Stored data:
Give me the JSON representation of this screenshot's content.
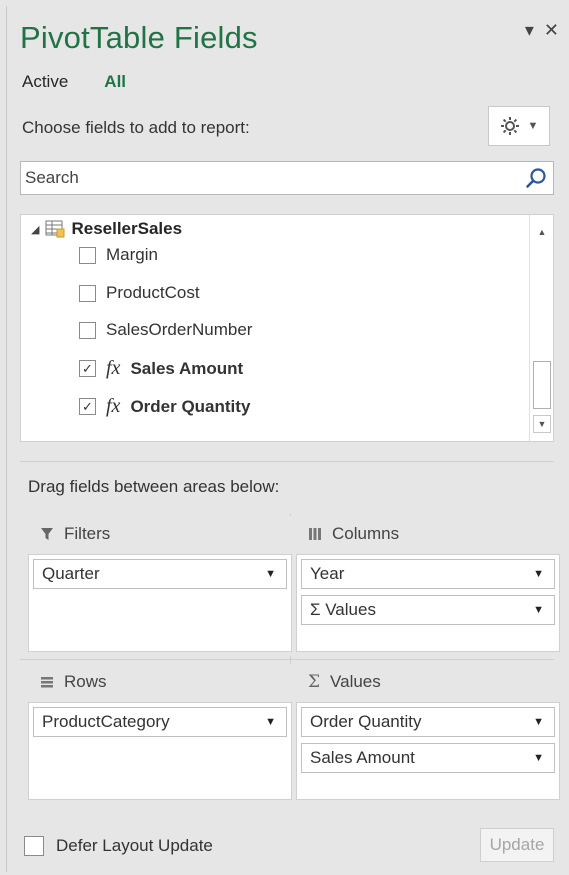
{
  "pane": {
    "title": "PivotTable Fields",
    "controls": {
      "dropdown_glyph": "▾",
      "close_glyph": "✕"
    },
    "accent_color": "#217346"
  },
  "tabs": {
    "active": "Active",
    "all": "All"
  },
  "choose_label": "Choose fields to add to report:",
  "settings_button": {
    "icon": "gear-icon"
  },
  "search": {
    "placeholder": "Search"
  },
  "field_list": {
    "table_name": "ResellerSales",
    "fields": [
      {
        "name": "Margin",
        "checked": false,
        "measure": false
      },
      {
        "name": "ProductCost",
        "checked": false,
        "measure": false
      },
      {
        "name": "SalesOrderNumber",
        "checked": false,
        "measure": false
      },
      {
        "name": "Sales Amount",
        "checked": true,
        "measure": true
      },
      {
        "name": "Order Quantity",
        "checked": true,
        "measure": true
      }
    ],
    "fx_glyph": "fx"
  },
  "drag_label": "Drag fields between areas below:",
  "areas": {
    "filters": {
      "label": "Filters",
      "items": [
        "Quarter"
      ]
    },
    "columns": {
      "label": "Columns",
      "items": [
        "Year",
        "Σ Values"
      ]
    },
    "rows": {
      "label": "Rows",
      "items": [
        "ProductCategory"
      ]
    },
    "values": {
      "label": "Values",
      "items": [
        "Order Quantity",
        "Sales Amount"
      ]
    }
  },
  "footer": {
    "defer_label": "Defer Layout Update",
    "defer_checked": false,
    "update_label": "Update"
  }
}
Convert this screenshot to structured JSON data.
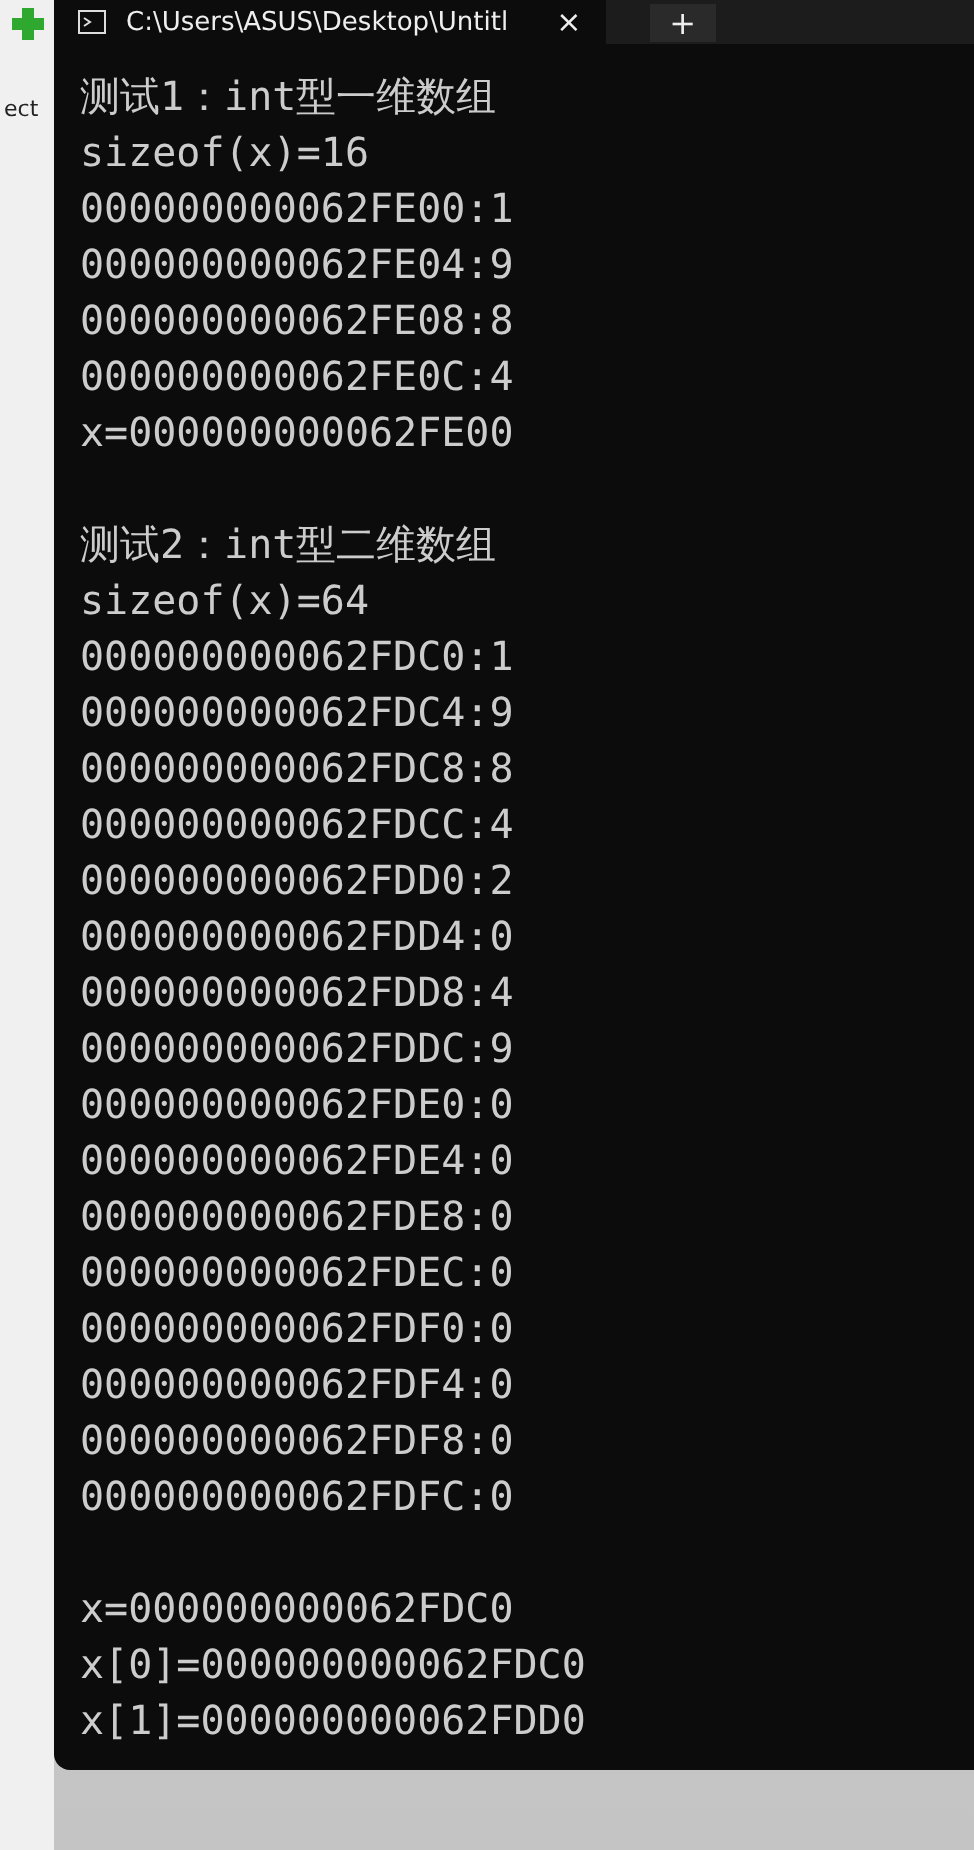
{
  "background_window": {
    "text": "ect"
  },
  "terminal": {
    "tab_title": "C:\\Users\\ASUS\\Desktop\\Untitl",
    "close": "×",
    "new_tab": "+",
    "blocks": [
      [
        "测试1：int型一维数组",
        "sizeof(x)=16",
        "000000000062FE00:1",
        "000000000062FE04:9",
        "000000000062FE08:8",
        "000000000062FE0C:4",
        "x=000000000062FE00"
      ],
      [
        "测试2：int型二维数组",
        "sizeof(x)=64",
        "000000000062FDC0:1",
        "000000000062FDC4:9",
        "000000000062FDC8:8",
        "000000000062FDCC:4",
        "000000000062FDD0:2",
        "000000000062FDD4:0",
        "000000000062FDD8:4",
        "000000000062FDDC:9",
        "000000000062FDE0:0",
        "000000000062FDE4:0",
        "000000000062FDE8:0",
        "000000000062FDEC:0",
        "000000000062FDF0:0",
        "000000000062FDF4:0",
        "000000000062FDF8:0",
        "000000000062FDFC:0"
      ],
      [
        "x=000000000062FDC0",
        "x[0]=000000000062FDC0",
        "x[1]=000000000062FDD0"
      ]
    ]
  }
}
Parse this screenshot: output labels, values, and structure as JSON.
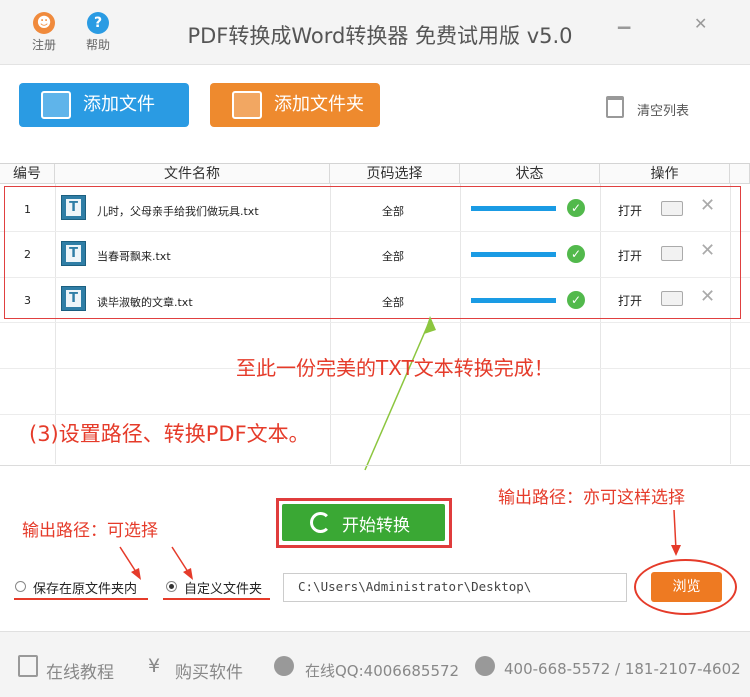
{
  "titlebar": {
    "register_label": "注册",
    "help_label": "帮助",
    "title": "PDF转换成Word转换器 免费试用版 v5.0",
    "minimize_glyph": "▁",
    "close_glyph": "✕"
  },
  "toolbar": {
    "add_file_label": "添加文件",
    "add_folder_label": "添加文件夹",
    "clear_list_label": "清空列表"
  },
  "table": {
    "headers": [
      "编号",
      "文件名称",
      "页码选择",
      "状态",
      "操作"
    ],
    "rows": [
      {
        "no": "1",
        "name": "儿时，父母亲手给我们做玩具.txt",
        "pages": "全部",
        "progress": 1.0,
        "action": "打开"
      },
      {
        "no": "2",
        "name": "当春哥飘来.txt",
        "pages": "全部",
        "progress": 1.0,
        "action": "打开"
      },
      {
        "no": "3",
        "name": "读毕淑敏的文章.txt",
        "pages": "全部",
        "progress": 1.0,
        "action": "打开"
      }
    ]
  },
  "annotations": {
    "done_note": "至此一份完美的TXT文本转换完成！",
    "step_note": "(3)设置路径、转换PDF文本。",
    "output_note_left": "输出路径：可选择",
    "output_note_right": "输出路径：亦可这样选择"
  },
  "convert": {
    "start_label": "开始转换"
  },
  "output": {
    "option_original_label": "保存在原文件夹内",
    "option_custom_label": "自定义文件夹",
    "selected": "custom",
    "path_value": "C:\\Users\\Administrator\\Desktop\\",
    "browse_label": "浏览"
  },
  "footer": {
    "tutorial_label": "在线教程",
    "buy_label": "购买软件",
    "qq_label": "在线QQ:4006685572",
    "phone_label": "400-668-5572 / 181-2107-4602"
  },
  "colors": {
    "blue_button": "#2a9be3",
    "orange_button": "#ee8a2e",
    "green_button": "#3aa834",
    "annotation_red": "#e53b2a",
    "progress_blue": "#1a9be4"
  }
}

---

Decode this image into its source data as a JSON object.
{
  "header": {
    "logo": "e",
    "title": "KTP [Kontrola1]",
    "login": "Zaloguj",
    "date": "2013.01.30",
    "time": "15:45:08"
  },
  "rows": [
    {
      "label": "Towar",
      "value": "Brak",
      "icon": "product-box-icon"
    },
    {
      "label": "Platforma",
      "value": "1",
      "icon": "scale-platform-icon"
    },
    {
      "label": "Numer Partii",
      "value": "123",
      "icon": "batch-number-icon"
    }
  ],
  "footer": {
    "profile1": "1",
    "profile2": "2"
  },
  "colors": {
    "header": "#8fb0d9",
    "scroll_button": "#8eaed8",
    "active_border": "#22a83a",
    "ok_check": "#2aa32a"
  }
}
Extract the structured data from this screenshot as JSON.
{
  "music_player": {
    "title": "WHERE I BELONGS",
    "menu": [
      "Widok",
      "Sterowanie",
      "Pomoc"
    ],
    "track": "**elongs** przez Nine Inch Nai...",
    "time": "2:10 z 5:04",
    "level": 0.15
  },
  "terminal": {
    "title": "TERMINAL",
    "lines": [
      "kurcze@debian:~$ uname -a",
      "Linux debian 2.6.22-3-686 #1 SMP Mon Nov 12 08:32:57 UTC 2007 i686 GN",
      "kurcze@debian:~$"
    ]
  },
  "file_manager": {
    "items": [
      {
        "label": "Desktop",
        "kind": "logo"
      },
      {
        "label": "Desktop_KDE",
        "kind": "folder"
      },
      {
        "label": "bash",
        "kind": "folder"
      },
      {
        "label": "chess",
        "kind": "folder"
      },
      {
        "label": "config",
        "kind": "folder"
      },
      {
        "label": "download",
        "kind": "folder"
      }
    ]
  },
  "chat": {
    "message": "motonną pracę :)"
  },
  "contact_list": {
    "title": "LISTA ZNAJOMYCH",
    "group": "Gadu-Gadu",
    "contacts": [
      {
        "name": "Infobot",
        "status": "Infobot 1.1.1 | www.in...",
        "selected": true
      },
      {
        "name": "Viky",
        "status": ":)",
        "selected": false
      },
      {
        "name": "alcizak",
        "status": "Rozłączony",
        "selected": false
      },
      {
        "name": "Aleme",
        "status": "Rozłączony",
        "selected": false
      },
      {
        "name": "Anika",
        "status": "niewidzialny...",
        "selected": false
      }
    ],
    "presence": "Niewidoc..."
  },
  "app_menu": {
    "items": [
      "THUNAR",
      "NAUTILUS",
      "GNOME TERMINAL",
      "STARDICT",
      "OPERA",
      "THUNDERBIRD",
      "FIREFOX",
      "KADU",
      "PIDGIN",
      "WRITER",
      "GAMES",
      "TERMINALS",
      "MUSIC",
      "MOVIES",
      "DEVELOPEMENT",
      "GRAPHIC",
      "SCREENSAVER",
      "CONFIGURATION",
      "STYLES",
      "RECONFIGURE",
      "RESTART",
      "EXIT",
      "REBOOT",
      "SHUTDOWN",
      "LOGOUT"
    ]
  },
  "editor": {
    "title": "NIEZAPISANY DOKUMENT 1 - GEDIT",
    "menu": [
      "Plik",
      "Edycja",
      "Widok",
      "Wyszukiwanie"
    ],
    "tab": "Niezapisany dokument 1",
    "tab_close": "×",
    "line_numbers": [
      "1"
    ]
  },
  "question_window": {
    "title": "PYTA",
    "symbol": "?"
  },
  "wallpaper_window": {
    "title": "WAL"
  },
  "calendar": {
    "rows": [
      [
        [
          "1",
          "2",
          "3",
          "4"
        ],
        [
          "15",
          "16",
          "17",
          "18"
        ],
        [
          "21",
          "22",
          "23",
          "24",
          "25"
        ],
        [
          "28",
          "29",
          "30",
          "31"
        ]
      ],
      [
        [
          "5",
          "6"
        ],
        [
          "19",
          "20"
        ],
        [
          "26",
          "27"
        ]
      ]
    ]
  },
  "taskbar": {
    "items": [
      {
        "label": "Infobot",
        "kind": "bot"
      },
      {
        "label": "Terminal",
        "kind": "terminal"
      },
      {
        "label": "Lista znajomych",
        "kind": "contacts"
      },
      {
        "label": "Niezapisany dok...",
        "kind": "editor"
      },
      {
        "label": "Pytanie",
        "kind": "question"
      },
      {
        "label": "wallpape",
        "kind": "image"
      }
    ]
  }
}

--

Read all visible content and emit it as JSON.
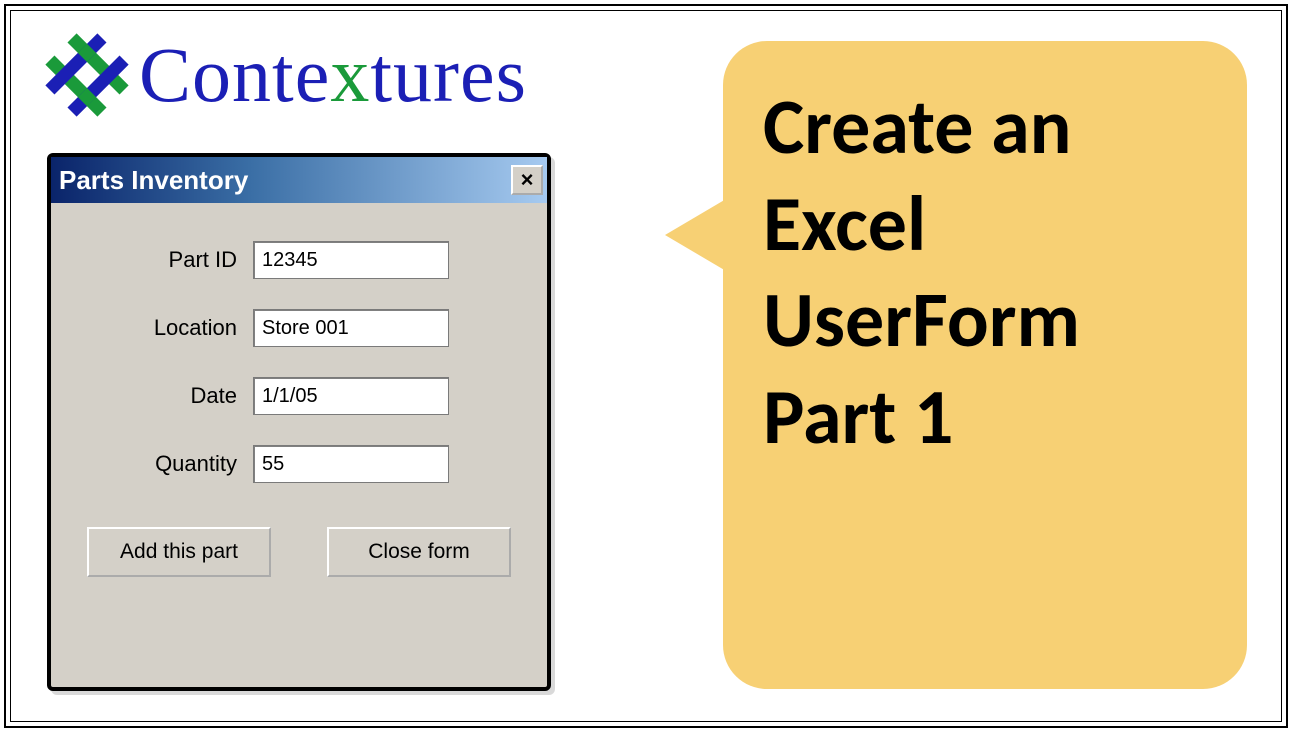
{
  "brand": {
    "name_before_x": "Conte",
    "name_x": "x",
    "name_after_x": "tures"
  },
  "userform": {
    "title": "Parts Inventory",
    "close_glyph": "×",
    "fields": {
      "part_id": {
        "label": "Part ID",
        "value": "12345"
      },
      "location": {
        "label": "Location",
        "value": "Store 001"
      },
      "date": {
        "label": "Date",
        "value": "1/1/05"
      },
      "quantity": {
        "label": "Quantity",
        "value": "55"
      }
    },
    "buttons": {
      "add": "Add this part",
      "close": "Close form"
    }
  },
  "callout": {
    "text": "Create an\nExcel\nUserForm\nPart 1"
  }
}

**REQUIREMENT**
Give only the number of lines that include the word "areas".

**SOLVED EXERCISE**
2